::: RECORDS FOR THIS TASK :::
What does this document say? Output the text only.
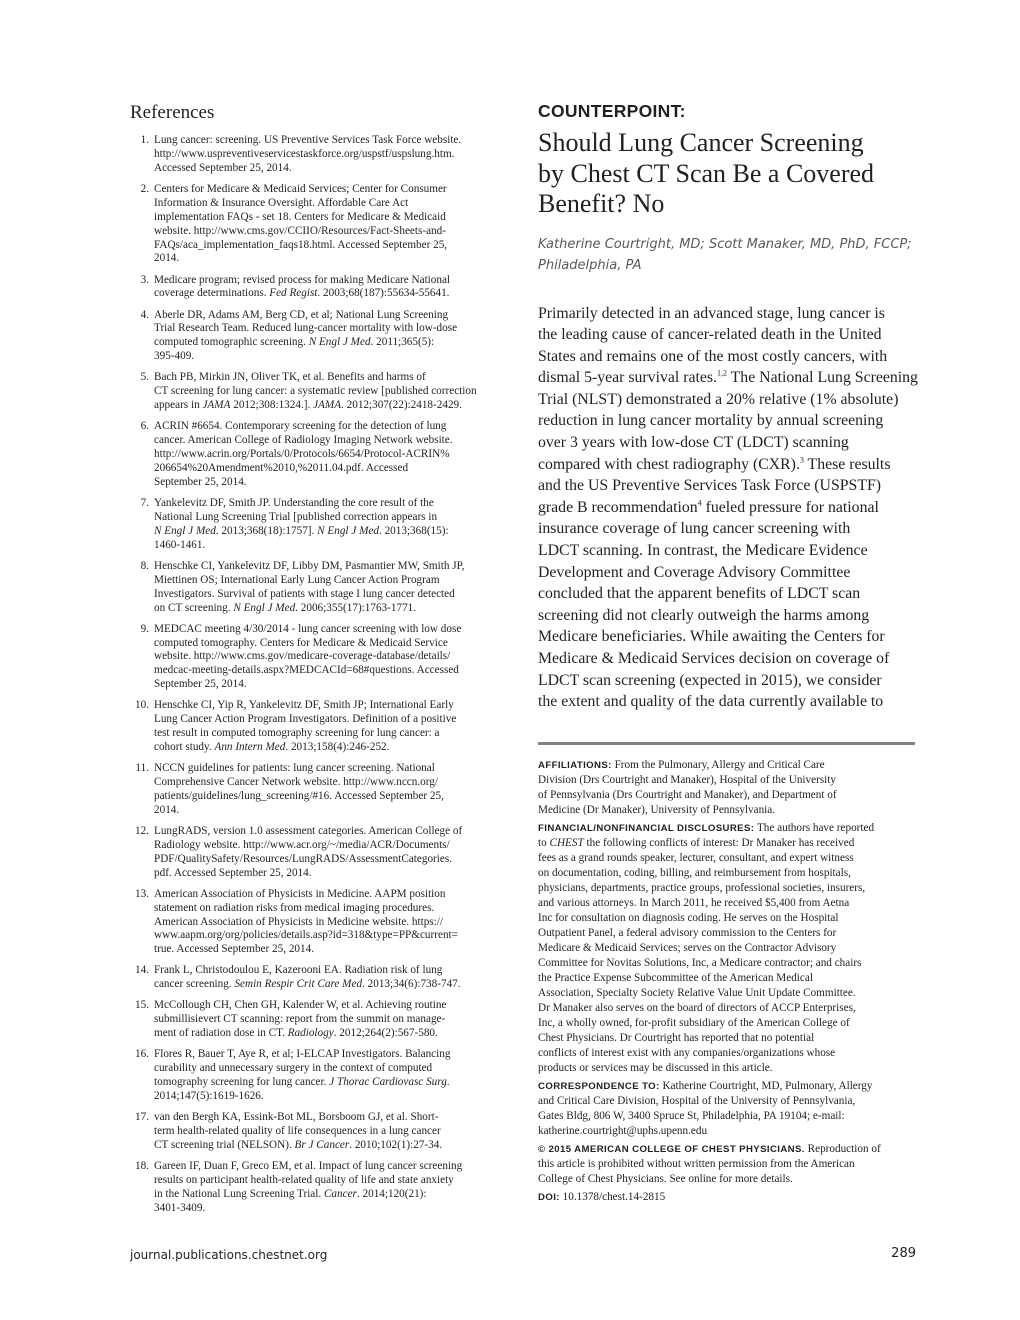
References
1. Lung cancer: screening. US Preventive Services Task Force website.
http://www.uspreventiveservicestaskforce.org/uspstf/uspslung.htm.
Accessed September 25, 2014.
2. Centers for Medicare & Medicaid Services; Center for Consumer
Information & Insurance Oversight. Affordable Care Act
implementation FAQs - set 18. Centers for Medicare & Medicaid
website. http://www.cms.gov/CCIIO/Resources/Fact-Sheets-and-
FAQs/aca_implementation_faqs18.html. Accessed September 25,
2014.
3. Medicare program; revised process for making Medicare National
coverage determinations. Fed Regist. 2003;68(187):55634-55641.
4. Aberle DR, Adams AM, Berg CD, et al; National Lung Screening
Trial Research Team. Reduced lung-cancer mortality with low-dose
computed tomographic screening. N Engl J Med. 2011;365(5):
395-409.
5. Bach PB, Mirkin JN, Oliver TK, et al. Benefits and harms of
CT screening for lung cancer: a systematic review [published correction
appears in JAMA 2012;308:1324.]. JAMA. 2012;307(22):2418-2429.
6. ACRIN #6654. Contemporary screening for the detection of lung
cancer. American College of Radiology Imaging Network website.
http://www.acrin.org/Portals/0/Protocols/6654/Protocol-ACRIN%
206654%20Amendment%2010,%2011.04.pdf. Accessed
September 25, 2014.
7. Yankelevitz DF, Smith JP. Understanding the core result of the
National Lung Screening Trial [published correction appears in
N Engl J Med. 2013;368(18):1757]. N Engl J Med. 2013;368(15):
1460-1461.
8. Henschke CI, Yankelevitz DF, Libby DM, Pasmantier MW, Smith JP,
Miettinen OS; International Early Lung Cancer Action Program
Investigators. Survival of patients with stage I lung cancer detected
on CT screening. N Engl J Med. 2006;355(17):1763-1771.
9. MEDCAC meeting 4/30/2014 - lung cancer screening with low dose
computed tomography. Centers for Medicare & Medicaid Service
website. http://www.cms.gov/medicare-coverage-database/details/
medcac-meeting-details.aspx?MEDCACId=68#questions. Accessed
September 25, 2014.
10. Henschke CI, Yip R, Yankelevitz DF, Smith JP; International Early
Lung Cancer Action Program Investigators. Definition of a positive
test result in computed tomography screening for lung cancer: a
cohort study. Ann Intern Med. 2013;158(4):246-252.
11. NCCN guidelines for patients: lung cancer screening. National
Comprehensive Cancer Network website. http://www.nccn.org/
patients/guidelines/lung_screening/#16. Accessed September 25,
2014.
12. LungRADS, version 1.0 assessment categories. American College of
Radiology website. http://www.acr.org/~/media/ACR/Documents/
PDF/QualitySafety/Resources/LungRADS/AssessmentCategories.
pdf. Accessed September 25, 2014.
13. American Association of Physicists in Medicine. AAPM position
statement on radiation risks from medical imaging procedures.
American Association of Physicists in Medicine website. https://
www.aapm.org/org/policies/details.asp?id=318&type=PP&current=
true. Accessed September 25, 2014.
14. Frank L, Christodoulou E, Kazerooni EA. Radiation risk of lung
cancer screening. Semin Respir Crit Care Med. 2013;34(6):738-747.
15. McCollough CH, Chen GH, Kalender W, et al. Achieving routine
submillisievert CT scanning: report from the summit on manage-
ment of radiation dose in CT. Radiology. 2012;264(2):567-580.
16. Flores R, Bauer T, Aye R, et al; I-ELCAP Investigators. Balancing
curability and unnecessary surgery in the context of computed
tomography screening for lung cancer. J Thorac Cardiovasc Surg.
2014;147(5):1619-1626.
17. van den Bergh KA, Essink-Bot ML, Borsboom GJ, et al. Short-
term health-related quality of life consequences in a lung cancer
CT screening trial (NELSON). Br J Cancer. 2010;102(1):27-34.
18. Gareen IF, Duan F, Greco EM, et al. Impact of lung cancer screening
results on participant health-related quality of life and state anxiety
in the National Lung Screening Trial. Cancer. 2014;120(21):
3401-3409.
COUNTERPOINT:
Should Lung Cancer Screening
by Chest CT Scan Be a Covered
Benefit? No
Katherine Courtright, MD; Scott Manaker, MD, PhD, FCCP;
Philadelphia, PA
Primarily detected in an advanced stage, lung cancer is
the leading cause of cancer-related death in the United
States and remains one of the most costly cancers, with
dismal 5-year survival rates.$^{1,2}$ The National Lung Screening
Trial (NLST) demonstrated a 20% relative (1% absolute)
reduction in lung cancer mortality by annual screening
over 3 years with low-dose CT (LDCT) scanning
compared with chest radiography (CXR).$^3$ These results
and the US Preventive Services Task Force (USPSTF)
grade B recommendation$^4$ fueled pressure for national
insurance coverage of lung cancer screening with
LDCT scanning. In contrast, the Medicare Evidence
Development and Coverage Advisory Committee
concluded that the apparent benefits of LDCT scan
screening did not clearly outweigh the harms among
Medicare beneficiaries. While awaiting the Centers for
Medicare & Medicaid Services decision on coverage of
LDCT scan screening (expected in 2015), we consider
the extent and quality of the data currently available to
AFFILIATIONS: From the Pulmonary, Allergy and Critical Care
Division (Drs Courtright and Manaker), Hospital of the University
of Pennsylvania (Drs Courtright and Manaker), and Department of
Medicine (Dr Manaker), University of Pennsylvania.
FINANCIAL/NONFINANCIAL DISCLOSURES: The authors have reported
to CHEST the following conflicts of interest: Dr Manaker has received
fees as a grand rounds speaker, lecturer, consultant, and expert witness
on documentation, coding, billing, and reimbursement from hospitals,
physicians, departments, practice groups, professional societies, insurers,
and various attorneys. In March 2011, he received $5,400 from Aetna
Inc for consultation on diagnosis coding. He serves on the Hospital
Outpatient Panel, a federal advisory commission to the Centers for
Medicare & Medicaid Services; serves on the Contractor Advisory
Committee for Novitas Solutions, Inc, a Medicare contractor; and chairs
the Practice Expense Subcommittee of the American Medical
Association, Specialty Society Relative Value Unit Update Committee.
Dr Manaker also serves on the board of directors of ACCP Enterprises,
Inc, a wholly owned, for-profit subsidiary of the American College of
Chest Physicians. Dr Courtright has reported that no potential
conflicts of interest exist with any companies/organizations whose
products or services may be discussed in this article.
CORRESPONDENCE TO: Katherine Courtright, MD, Pulmonary, Allergy
and Critical Care Division, Hospital of the University of Pennsylvania,
Gates Bldg, 806 W, 3400 Spruce St, Philadelphia, PA 19104; e-mail:
katherine.courtright@uphs.upenn.edu
© 2015 AMERICAN COLLEGE OF CHEST PHYSICIANS. Reproduction of
this article is prohibited without written permission from the American
College of Chest Physicians. See online for more details.
DOI: 10.1378/chest.14-2815
journal.publications.chestnet.org	289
:::
From the first line to the last, retype the data exactly, but omit every image.

*ANSWER BELOW*.
What does this document say? Output the text only.
References
1. Lung cancer: screening. US Preventive Services Task Force website.
http://www.uspreventiveservicestaskforce.org/uspstf/uspslung.htm.
Accessed September 25, 2014.
2. Centers for Medicare & Medicaid Services; Center for Consumer
Information & Insurance Oversight. Affordable Care Act
implementation FAQs - set 18. Centers for Medicare & Medicaid
website. http://www.cms.gov/CCIIO/Resources/Fact-Sheets-and-
FAQs/aca_implementation_faqs18.html. Accessed September 25,
2014.
3. Medicare program; revised process for making Medicare National
coverage determinations. Fed Regist. 2003;68(187):55634-55641.
4. Aberle DR, Adams AM, Berg CD, et al; National Lung Screening
Trial Research Team. Reduced lung-cancer mortality with low-dose
computed tomographic screening. N Engl J Med. 2011;365(5):
395-409.
5. Bach PB, Mirkin JN, Oliver TK, et al. Benefits and harms of
CT screening for lung cancer: a systematic review [published correction
appears in JAMA 2012;308:1324.]. JAMA. 2012;307(22):2418-2429.
6. ACRIN #6654. Contemporary screening for the detection of lung
cancer. American College of Radiology Imaging Network website.
http://www.acrin.org/Portals/0/Protocols/6654/Protocol-ACRIN%
206654%20Amendment%2010,%2011.04.pdf. Accessed
September 25, 2014.
7. Yankelevitz DF, Smith JP. Understanding the core result of the
National Lung Screening Trial [published correction appears in
N Engl J Med. 2013;368(18):1757]. N Engl J Med. 2013;368(15):
1460-1461.
8. Henschke CI, Yankelevitz DF, Libby DM, Pasmantier MW, Smith JP,
Miettinen OS; International Early Lung Cancer Action Program
Investigators. Survival of patients with stage I lung cancer detected
on CT screening. N Engl J Med. 2006;355(17):1763-1771.
9. MEDCAC meeting 4/30/2014 - lung cancer screening with low dose
computed tomography. Centers for Medicare & Medicaid Service
website. http://www.cms.gov/medicare-coverage-database/details/
medcac-meeting-details.aspx?MEDCACId=68#questions. Accessed
September 25, 2014.
10. Henschke CI, Yip R, Yankelevitz DF, Smith JP; International Early
Lung Cancer Action Program Investigators. Definition of a positive
test result in computed tomography screening for lung cancer: a
cohort study. Ann Intern Med. 2013;158(4):246-252.
11. NCCN guidelines for patients: lung cancer screening. National
Comprehensive Cancer Network website. http://www.nccn.org/
patients/guidelines/lung_screening/#16. Accessed September 25,
2014.
12. LungRADS, version 1.0 assessment categories. American College of
Radiology website. http://www.acr.org/~/media/ACR/Documents/
PDF/QualitySafety/Resources/LungRADS/AssessmentCategories.
pdf. Accessed September 25, 2014.
13. American Association of Physicists in Medicine. AAPM position
statement on radiation risks from medical imaging procedures.
American Association of Physicists in Medicine website. https://
www.aapm.org/org/policies/details.asp?id=318&type=PP&current=
true. Accessed September 25, 2014.
14. Frank L, Christodoulou E, Kazerooni EA. Radiation risk of lung
cancer screening. Semin Respir Crit Care Med. 2013;34(6):738-747.
15. McCollough CH, Chen GH, Kalender W, et al. Achieving routine
submillisievert CT scanning: report from the summit on manage-
ment of radiation dose in CT. Radiology. 2012;264(2):567-580.
16. Flores R, Bauer T, Aye R, et al; I-ELCAP Investigators. Balancing
curability and unnecessary surgery in the context of computed
tomography screening for lung cancer. J Thorac Cardiovasc Surg.
2014;147(5):1619-1626.
17. van den Bergh KA, Essink-Bot ML, Borsboom GJ, et al. Short-
term health-related quality of life consequences in a lung cancer
CT screening trial (NELSON). Br J Cancer. 2010;102(1):27-34.
18. Gareen IF, Duan F, Greco EM, et al. Impact of lung cancer screening
results on participant health-related quality of life and state anxiety
in the National Lung Screening Trial. Cancer. 2014;120(21):
3401-3409.
COUNTERPOINT:
Should Lung Cancer Screening
by Chest CT Scan Be a Covered
Benefit? No
Katherine Courtright, MD; Scott Manaker, MD, PhD, FCCP;
Philadelphia, PA
Primarily detected in an advanced stage, lung cancer is
the leading cause of cancer-related death in the United
States and remains one of the most costly cancers, with
dismal 5-year survival rates.$^{1,2}$ The National Lung Screening
Trial (NLST) demonstrated a 20% relative (1% absolute)
reduction in lung cancer mortality by annual screening
over 3 years with low-dose CT (LDCT) scanning
compared with chest radiography (CXR).$^3$ These results
and the US Preventive Services Task Force (USPSTF)
grade B recommendation$^4$ fueled pressure for national
insurance coverage of lung cancer screening with
LDCT scanning. In contrast, the Medicare Evidence
Development and Coverage Advisory Committee
concluded that the apparent benefits of LDCT scan
screening did not clearly outweigh the harms among
Medicare beneficiaries. While awaiting the Centers for
Medicare & Medicaid Services decision on coverage of
LDCT scan screening (expected in 2015), we consider
the extent and quality of the data currently available to
AFFILIATIONS: From the Pulmonary, Allergy and Critical Care
Division (Drs Courtright and Manaker), Hospital of the University
of Pennsylvania (Drs Courtright and Manaker), and Department of
Medicine (Dr Manaker), University of Pennsylvania.
FINANCIAL/NONFINANCIAL DISCLOSURES: The authors have reported
to CHEST the following conflicts of interest: Dr Manaker has received
fees as a grand rounds speaker, lecturer, consultant, and expert witness
on documentation, coding, billing, and reimbursement from hospitals,
physicians, departments, practice groups, professional societies, insurers,
and various attorneys. In March 2011, he received $5,400 from Aetna
Inc for consultation on diagnosis coding. He serves on the Hospital
Outpatient Panel, a federal advisory commission to the Centers for
Medicare & Medicaid Services; serves on the Contractor Advisory
Committee for Novitas Solutions, Inc, a Medicare contractor; and chairs
the Practice Expense Subcommittee of the American Medical
Association, Specialty Society Relative Value Unit Update Committee.
Dr Manaker also serves on the board of directors of ACCP Enterprises,
Inc, a wholly owned, for-profit subsidiary of the American College of
Chest Physicians. Dr Courtright has reported that no potential
conflicts of interest exist with any companies/organizations whose
products or services may be discussed in this article.
CORRESPONDENCE TO: Katherine Courtright, MD, Pulmonary, Allergy
and Critical Care Division, Hospital of the University of Pennsylvania,
Gates Bldg, 806 W, 3400 Spruce St, Philadelphia, PA 19104; e-mail:
katherine.courtright@uphs.upenn.edu
© 2015 AMERICAN COLLEGE OF CHEST PHYSICIANS. Reproduction of
this article is prohibited without written permission from the American
College of Chest Physicians. See online for more details.
DOI: 10.1378/chest.14-2815
journal.publications.chestnet.org	289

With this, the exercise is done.